[EXERCISE DETAILS]
Transcribe the listing exactly, leaving out every picture.
════
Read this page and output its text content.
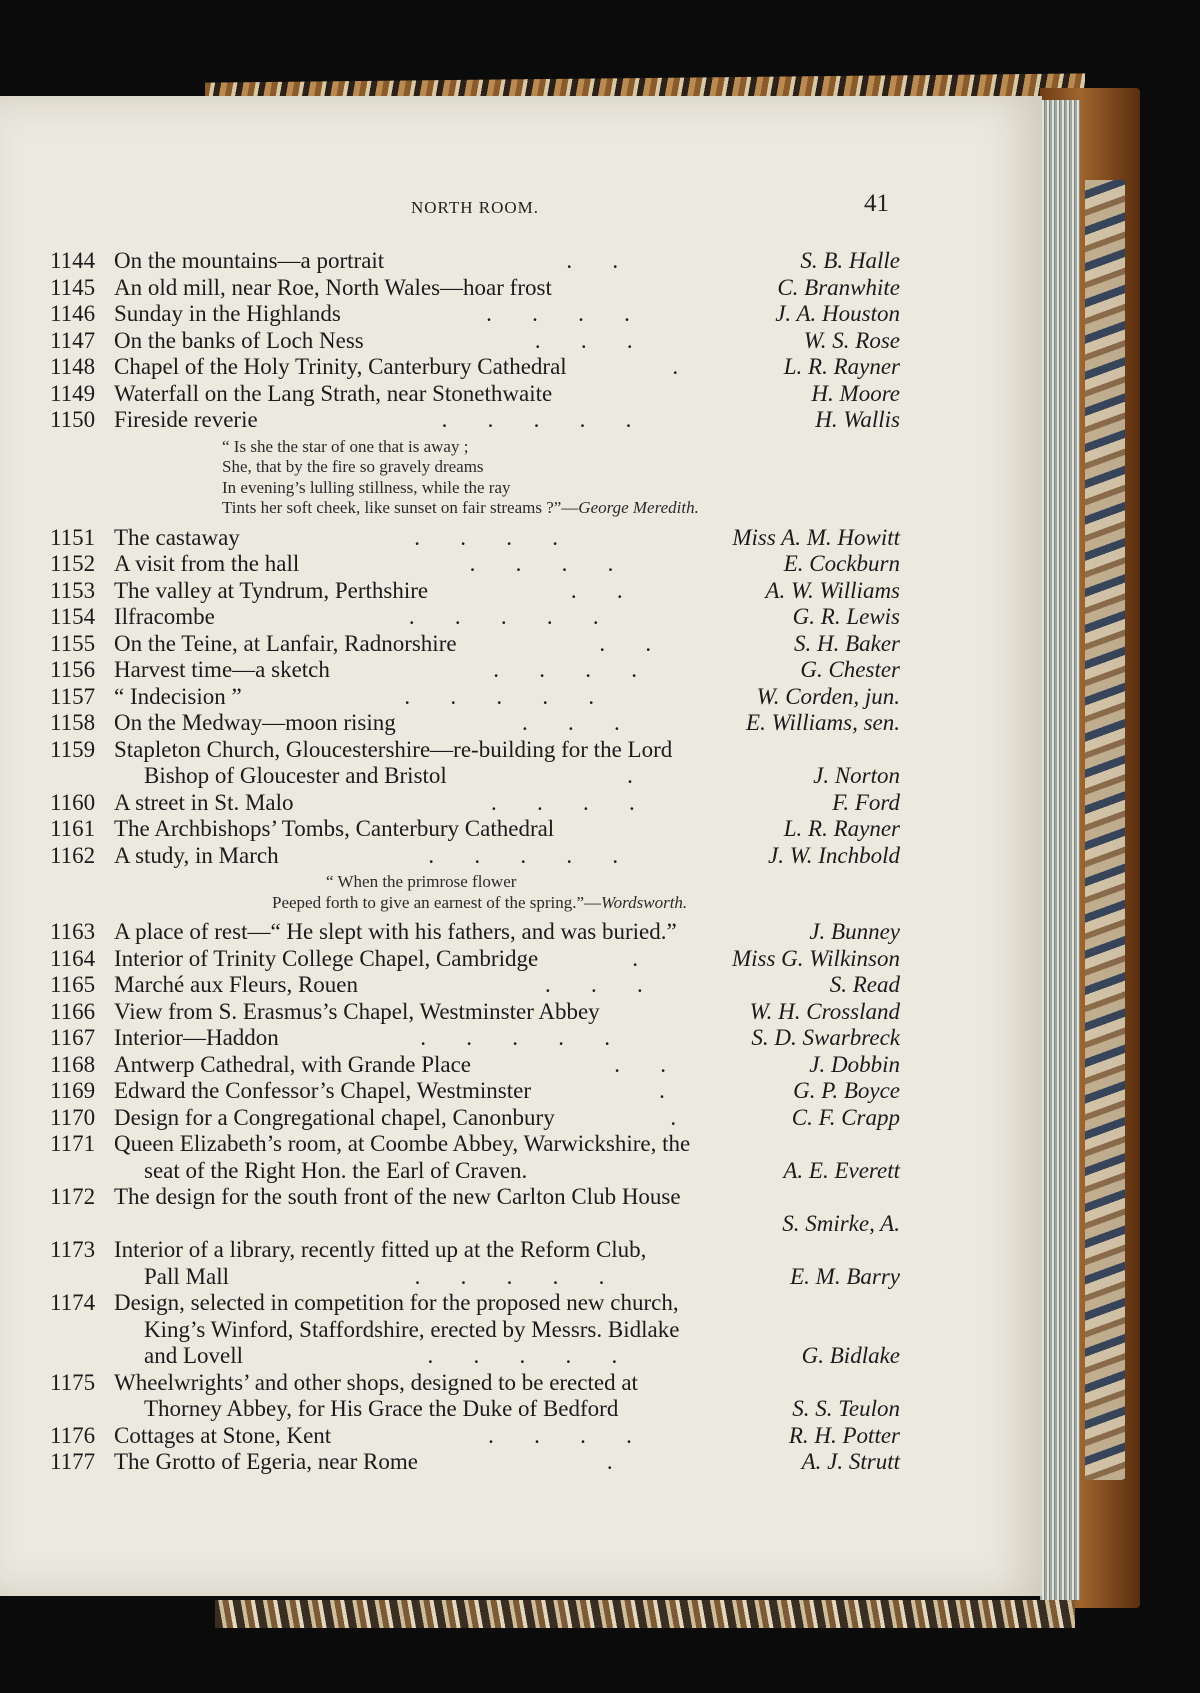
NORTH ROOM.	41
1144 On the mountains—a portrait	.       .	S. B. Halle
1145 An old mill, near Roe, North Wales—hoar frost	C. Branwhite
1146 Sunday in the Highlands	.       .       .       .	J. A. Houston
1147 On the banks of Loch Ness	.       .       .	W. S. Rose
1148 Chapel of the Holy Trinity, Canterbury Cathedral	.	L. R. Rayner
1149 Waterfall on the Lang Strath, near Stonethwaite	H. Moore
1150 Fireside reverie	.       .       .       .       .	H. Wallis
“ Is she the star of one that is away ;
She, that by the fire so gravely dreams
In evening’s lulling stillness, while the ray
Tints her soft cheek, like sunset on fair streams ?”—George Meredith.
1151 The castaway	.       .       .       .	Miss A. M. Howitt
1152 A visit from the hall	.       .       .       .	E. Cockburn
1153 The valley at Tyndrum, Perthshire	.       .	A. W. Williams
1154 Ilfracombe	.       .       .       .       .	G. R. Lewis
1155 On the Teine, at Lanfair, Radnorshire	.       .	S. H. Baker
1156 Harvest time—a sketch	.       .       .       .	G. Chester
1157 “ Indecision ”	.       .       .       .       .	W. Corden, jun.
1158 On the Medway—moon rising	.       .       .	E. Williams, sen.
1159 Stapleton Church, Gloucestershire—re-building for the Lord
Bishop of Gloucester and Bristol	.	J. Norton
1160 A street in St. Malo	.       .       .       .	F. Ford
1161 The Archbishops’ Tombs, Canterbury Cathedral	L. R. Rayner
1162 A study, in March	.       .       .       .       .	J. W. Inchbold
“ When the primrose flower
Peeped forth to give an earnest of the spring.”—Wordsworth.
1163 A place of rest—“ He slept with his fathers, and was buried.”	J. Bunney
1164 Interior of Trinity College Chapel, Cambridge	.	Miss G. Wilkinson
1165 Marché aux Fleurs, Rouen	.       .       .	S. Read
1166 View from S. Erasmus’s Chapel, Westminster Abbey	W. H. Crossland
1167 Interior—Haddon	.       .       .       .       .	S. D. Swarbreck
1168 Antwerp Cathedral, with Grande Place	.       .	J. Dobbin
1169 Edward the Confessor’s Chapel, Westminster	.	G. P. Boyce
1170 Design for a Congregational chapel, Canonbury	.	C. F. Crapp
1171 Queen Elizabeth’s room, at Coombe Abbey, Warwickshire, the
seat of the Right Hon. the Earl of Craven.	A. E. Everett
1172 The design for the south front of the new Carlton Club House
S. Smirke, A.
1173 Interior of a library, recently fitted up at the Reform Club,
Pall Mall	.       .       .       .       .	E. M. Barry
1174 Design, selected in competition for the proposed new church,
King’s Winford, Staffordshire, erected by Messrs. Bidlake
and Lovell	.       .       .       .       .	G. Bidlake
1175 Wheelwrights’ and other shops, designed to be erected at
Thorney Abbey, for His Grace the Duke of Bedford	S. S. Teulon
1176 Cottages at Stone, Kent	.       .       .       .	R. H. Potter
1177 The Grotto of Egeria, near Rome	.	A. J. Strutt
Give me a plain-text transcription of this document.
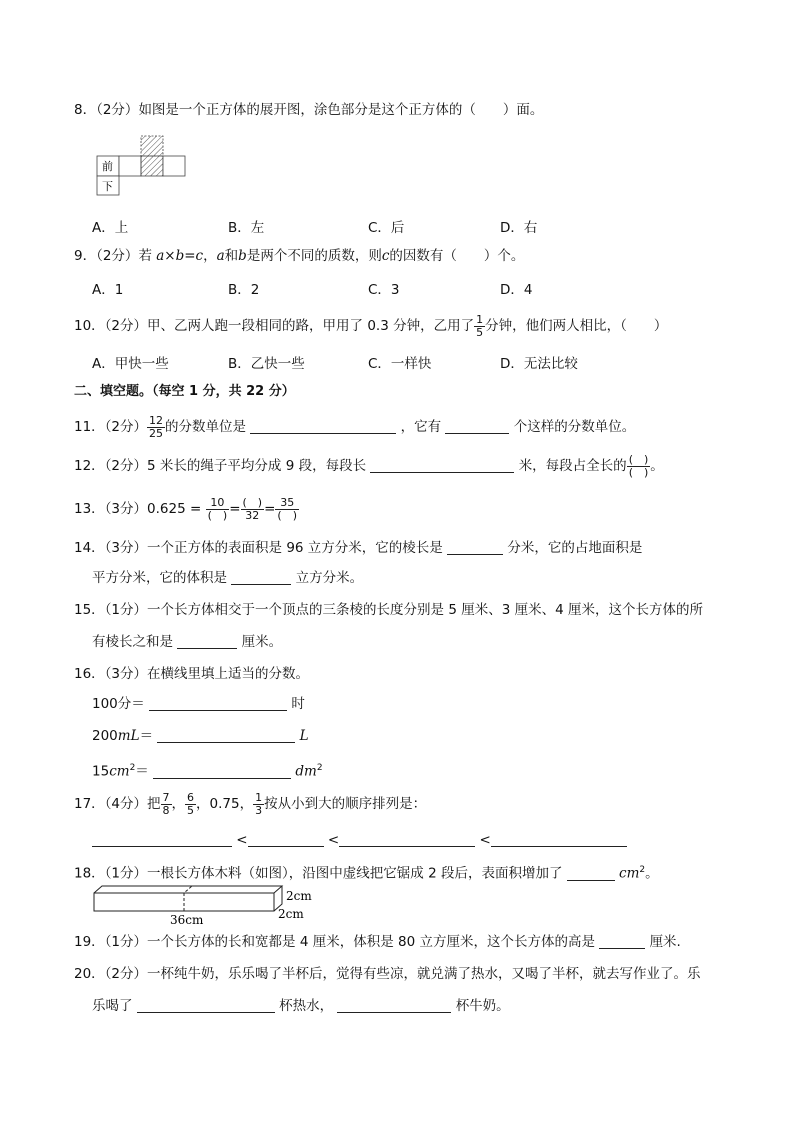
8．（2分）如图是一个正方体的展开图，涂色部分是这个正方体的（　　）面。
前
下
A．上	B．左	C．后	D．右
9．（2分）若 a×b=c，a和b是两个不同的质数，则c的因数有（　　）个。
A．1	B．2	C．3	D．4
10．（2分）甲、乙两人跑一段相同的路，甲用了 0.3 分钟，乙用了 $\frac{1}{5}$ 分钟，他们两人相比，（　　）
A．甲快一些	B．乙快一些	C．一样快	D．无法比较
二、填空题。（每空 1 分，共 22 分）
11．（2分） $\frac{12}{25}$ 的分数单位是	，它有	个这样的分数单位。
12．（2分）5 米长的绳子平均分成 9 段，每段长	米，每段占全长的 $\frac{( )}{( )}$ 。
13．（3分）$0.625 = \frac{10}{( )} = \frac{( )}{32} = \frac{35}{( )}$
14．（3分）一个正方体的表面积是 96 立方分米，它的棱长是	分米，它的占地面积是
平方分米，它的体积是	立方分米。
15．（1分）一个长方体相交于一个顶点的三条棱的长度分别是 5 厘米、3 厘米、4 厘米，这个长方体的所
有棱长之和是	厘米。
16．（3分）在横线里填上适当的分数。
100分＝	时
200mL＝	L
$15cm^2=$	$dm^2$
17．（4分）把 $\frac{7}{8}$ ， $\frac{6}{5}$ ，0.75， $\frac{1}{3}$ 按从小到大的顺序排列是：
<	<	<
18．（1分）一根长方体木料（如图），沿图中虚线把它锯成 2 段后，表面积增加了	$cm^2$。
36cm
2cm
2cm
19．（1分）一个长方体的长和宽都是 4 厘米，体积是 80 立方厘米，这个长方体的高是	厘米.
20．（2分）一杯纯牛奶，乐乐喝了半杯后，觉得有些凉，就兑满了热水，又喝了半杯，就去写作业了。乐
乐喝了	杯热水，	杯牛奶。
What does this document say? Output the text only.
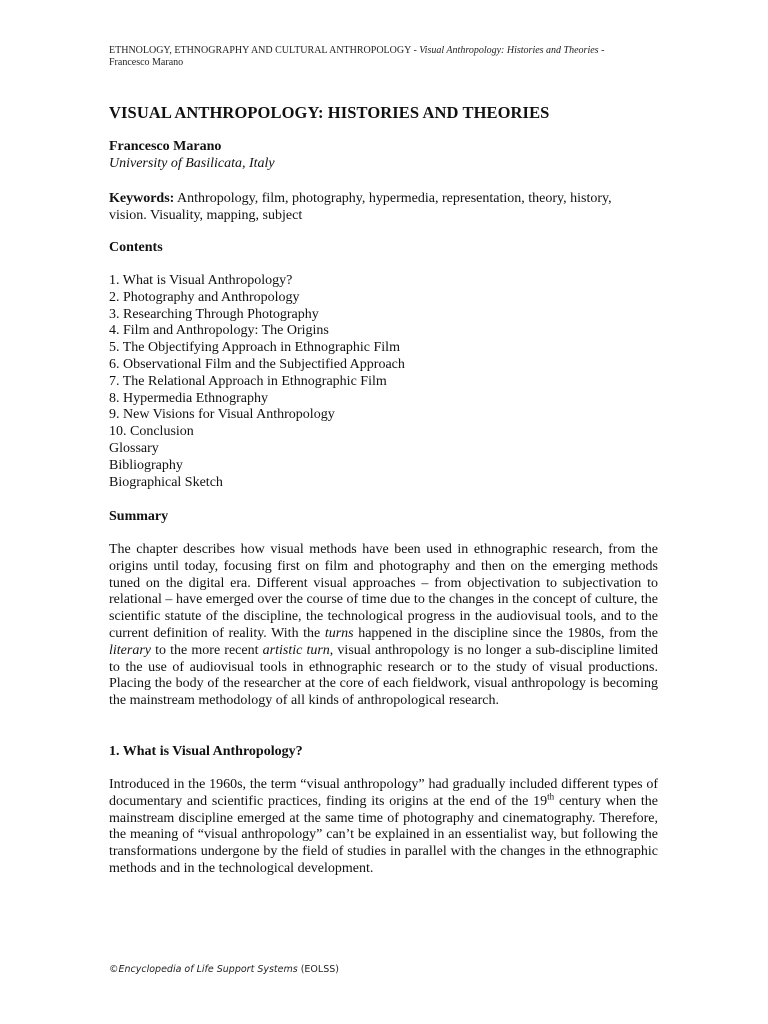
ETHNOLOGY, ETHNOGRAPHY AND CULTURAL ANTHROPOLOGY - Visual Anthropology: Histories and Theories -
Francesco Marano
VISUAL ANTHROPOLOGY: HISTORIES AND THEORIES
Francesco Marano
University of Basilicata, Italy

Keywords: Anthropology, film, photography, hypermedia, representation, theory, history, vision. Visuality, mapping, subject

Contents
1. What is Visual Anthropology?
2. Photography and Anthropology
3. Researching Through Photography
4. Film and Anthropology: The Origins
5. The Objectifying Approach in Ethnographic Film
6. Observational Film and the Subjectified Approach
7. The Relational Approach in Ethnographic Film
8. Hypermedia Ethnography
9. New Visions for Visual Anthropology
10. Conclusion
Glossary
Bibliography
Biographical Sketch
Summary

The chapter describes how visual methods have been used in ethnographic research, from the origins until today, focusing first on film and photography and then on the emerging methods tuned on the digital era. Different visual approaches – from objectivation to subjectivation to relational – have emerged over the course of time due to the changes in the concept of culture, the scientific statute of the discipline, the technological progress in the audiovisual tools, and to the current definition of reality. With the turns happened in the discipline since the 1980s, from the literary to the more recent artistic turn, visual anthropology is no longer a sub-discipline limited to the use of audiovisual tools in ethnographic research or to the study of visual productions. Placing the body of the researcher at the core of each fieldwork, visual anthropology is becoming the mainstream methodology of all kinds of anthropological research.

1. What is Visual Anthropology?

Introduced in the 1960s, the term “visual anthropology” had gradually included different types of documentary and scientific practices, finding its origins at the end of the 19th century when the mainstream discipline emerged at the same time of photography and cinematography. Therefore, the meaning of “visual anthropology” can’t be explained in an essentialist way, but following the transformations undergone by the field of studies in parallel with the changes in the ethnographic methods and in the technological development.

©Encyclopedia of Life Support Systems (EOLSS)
════
[COMPLETE OUTPUT]
Read this page and output its text content.
NORTH ROOM.	41
1144 On the mountains—a portrait	.       .	S. B. Halle
1145 An old mill, near Roe, North Wales—hoar frost	C. Branwhite
1146 Sunday in the Highlands	.       .       .       .	J. A. Houston
1147 On the banks of Loch Ness	.       .       .	W. S. Rose
1148 Chapel of the Holy Trinity, Canterbury Cathedral	.	L. R. Rayner
1149 Waterfall on the Lang Strath, near Stonethwaite	H. Moore
1150 Fireside reverie	.       .       .       .       .	H. Wallis
“ Is she the star of one that is away ;
She, that by the fire so gravely dreams
In evening’s lulling stillness, while the ray
Tints her soft cheek, like sunset on fair streams ?”—George Meredith.
1151 The castaway	.       .       .       .	Miss A. M. Howitt
1152 A visit from the hall	.       .       .       .	E. Cockburn
1153 The valley at Tyndrum, Perthshire	.       .	A. W. Williams
1154 Ilfracombe	.       .       .       .       .	G. R. Lewis
1155 On the Teine, at Lanfair, Radnorshire	.       .	S. H. Baker
1156 Harvest time—a sketch	.       .       .       .	G. Chester
1157 “ Indecision ”	.       .       .       .       .	W. Corden, jun.
1158 On the Medway—moon rising	.       .       .	E. Williams, sen.
1159 Stapleton Church, Gloucestershire—re-building for the Lord
Bishop of Gloucester and Bristol	.	J. Norton
1160 A street in St. Malo	.       .       .       .	F. Ford
1161 The Archbishops’ Tombs, Canterbury Cathedral	L. R. Rayner
1162 A study, in March	.       .       .       .       .	J. W. Inchbold
“ When the primrose flower
Peeped forth to give an earnest of the spring.”—Wordsworth.
1163 A place of rest—“ He slept with his fathers, and was buried.”	J. Bunney
1164 Interior of Trinity College Chapel, Cambridge	.	Miss G. Wilkinson
1165 Marché aux Fleurs, Rouen	.       .       .	S. Read
1166 View from S. Erasmus’s Chapel, Westminster Abbey	W. H. Crossland
1167 Interior—Haddon	.       .       .       .       .	S. D. Swarbreck
1168 Antwerp Cathedral, with Grande Place	.       .	J. Dobbin
1169 Edward the Confessor’s Chapel, Westminster	.	G. P. Boyce
1170 Design for a Congregational chapel, Canonbury	.	C. F. Crapp
1171 Queen Elizabeth’s room, at Coombe Abbey, Warwickshire, the
seat of the Right Hon. the Earl of Craven.	A. E. Everett
1172 The design for the south front of the new Carlton Club House
S. Smirke, A.
1173 Interior of a library, recently fitted up at the Reform Club,
Pall Mall	.       .       .       .       .	E. M. Barry
1174 Design, selected in competition for the proposed new church,
King’s Winford, Staffordshire, erected by Messrs. Bidlake
and Lovell	.       .       .       .       .	G. Bidlake
1175 Wheelwrights’ and other shops, designed to be erected at
Thorney Abbey, for His Grace the Duke of Bedford	S. S. Teulon
1176 Cottages at Stone, Kent	.       .       .       .	R. H. Potter
1177 The Grotto of Egeria, near Rome	.	A. J. Strutt
Give me a plain-text transcription of this document.
8．（2分）如图是一个正方体的展开图，涂色部分是这个正方体的（　　）面。
前
下
A．上	B．左	C．后	D．右
9．（2分）若 a×b=c，a和b是两个不同的质数，则c的因数有（　　）个。
A．1	B．2	C．3	D．4
10．（2分）甲、乙两人跑一段相同的路，甲用了 0.3 分钟，乙用了 $\frac{1}{5}$ 分钟，他们两人相比，（　　）
A．甲快一些	B．乙快一些	C．一样快	D．无法比较
二、填空题。（每空 1 分，共 22 分）
11．（2分） $\frac{12}{25}$ 的分数单位是	，它有	个这样的分数单位。
12．（2分）5 米长的绳子平均分成 9 段，每段长	米，每段占全长的 $\frac{( )}{( )}$ 。
13．（3分）$0.625 = \frac{10}{( )} = \frac{( )}{32} = \frac{35}{( )}$
14．（3分）一个正方体的表面积是 96 立方分米，它的棱长是	分米，它的占地面积是
平方分米，它的体积是	立方分米。
15．（1分）一个长方体相交于一个顶点的三条棱的长度分别是 5 厘米、3 厘米、4 厘米，这个长方体的所
有棱长之和是	厘米。
16．（3分）在横线里填上适当的分数。
100分＝	时
200mL＝	L
$15cm^2=$	$dm^2$
17．（4分）把 $\frac{7}{8}$ ， $\frac{6}{5}$ ，0.75， $\frac{1}{3}$ 按从小到大的顺序排列是：
<	<	<
18．（1分）一根长方体木料（如图），沿图中虚线把它锯成 2 段后，表面积增加了	$cm^2$。
36cm
2cm
2cm
19．（1分）一个长方体的长和宽都是 4 厘米，体积是 80 立方厘米，这个长方体的高是	厘米.
20．（2分）一杯纯牛奶，乐乐喝了半杯后，觉得有些凉，就兑满了热水，又喝了半杯，就去写作业了。乐
乐喝了	杯热水，	杯牛奶。
What does this document say? Output the text only.
ETHNOLOGY, ETHNOGRAPHY AND CULTURAL ANTHROPOLOGY - Visual Anthropology: Histories and Theories -
Francesco Marano
VISUAL ANTHROPOLOGY: HISTORIES AND THEORIES
Francesco Marano
University of Basilicata, Italy

Keywords: Anthropology, film, photography, hypermedia, representation, theory, history, vision. Visuality, mapping, subject

Contents
1. What is Visual Anthropology?
2. Photography and Anthropology
3. Researching Through Photography
4. Film and Anthropology: The Origins
5. The Objectifying Approach in Ethnographic Film
6. Observational Film and the Subjectified Approach
7. The Relational Approach in Ethnographic Film
8. Hypermedia Ethnography
9. New Visions for Visual Anthropology
10. Conclusion
Glossary
Bibliography
Biographical Sketch
Summary

The chapter describes how visual methods have been used in ethnographic research, from the origins until today, focusing first on film and photography and then on the emerging methods tuned on the digital era. Different visual approaches – from objectivation to subjectivation to relational – have emerged over the course of time due to the changes in the concept of culture, the scientific statute of the discipline, the technological progress in the audiovisual tools, and to the current definition of reality. With the turns happened in the discipline since the 1980s, from the literary to the more recent artistic turn, visual anthropology is no longer a sub-discipline limited to the use of audiovisual tools in ethnographic research or to the study of visual productions. Placing the body of the researcher at the core of each fieldwork, visual anthropology is becoming the mainstream methodology of all kinds of anthropological research.

1. What is Visual Anthropology?

Introduced in the 1960s, the term “visual anthropology” had gradually included different types of documentary and scientific practices, finding its origins at the end of the 19th century when the mainstream discipline emerged at the same time of photography and cinematography. Therefore, the meaning of “visual anthropology” can’t be explained in an essentialist way, but following the transformations undergone by the field of studies in parallel with the changes in the ethnographic methods and in the technological development.

©Encyclopedia of Life Support Systems (EOLSS)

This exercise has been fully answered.